--- begin Data extract ---
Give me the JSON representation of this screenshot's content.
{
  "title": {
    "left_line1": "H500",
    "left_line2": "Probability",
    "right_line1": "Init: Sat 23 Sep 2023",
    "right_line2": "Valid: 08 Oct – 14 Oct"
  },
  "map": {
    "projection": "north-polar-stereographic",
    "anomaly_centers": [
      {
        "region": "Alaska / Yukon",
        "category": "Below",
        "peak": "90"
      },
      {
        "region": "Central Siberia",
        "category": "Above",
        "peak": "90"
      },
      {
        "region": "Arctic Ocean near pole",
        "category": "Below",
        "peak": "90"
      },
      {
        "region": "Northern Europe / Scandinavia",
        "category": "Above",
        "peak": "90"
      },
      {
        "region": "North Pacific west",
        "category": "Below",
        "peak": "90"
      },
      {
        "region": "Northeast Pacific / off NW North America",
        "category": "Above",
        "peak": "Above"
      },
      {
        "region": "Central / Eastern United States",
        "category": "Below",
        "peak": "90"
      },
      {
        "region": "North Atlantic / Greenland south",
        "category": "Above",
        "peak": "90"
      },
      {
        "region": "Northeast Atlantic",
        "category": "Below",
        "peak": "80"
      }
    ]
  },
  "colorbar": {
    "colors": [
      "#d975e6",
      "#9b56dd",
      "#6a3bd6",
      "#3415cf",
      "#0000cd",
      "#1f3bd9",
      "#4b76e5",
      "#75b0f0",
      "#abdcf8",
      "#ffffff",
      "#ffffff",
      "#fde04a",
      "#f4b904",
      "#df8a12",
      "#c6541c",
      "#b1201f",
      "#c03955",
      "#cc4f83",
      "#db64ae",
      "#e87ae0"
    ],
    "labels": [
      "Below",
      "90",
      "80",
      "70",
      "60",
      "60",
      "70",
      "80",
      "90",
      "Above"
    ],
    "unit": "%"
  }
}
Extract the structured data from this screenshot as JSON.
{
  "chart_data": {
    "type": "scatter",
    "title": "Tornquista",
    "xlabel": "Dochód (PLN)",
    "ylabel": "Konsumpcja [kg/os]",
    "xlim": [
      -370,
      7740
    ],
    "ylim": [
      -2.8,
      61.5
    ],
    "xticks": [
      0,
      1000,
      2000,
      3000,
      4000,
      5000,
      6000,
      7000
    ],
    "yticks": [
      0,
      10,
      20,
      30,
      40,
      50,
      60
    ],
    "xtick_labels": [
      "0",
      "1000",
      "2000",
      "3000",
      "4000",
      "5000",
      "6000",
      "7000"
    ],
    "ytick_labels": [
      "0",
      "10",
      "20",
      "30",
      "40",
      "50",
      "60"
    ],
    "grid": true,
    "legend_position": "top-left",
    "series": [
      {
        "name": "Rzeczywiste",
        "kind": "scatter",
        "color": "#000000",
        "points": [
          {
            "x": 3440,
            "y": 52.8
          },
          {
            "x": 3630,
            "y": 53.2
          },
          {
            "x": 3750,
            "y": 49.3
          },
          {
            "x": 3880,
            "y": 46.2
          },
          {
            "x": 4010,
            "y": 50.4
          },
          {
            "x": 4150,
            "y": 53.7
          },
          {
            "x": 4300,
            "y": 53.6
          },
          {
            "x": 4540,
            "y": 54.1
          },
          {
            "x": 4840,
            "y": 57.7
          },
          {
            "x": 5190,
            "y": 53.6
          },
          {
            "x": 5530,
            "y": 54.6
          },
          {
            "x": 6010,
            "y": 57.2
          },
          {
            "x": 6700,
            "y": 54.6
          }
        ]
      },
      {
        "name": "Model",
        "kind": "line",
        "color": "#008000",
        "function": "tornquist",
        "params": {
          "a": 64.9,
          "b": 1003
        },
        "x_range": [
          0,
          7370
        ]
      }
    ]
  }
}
--- end Data extract ---
• Exercise details: Search the lines for the word "Northeast" and report how many contain it, by number only.

• Solution below: 2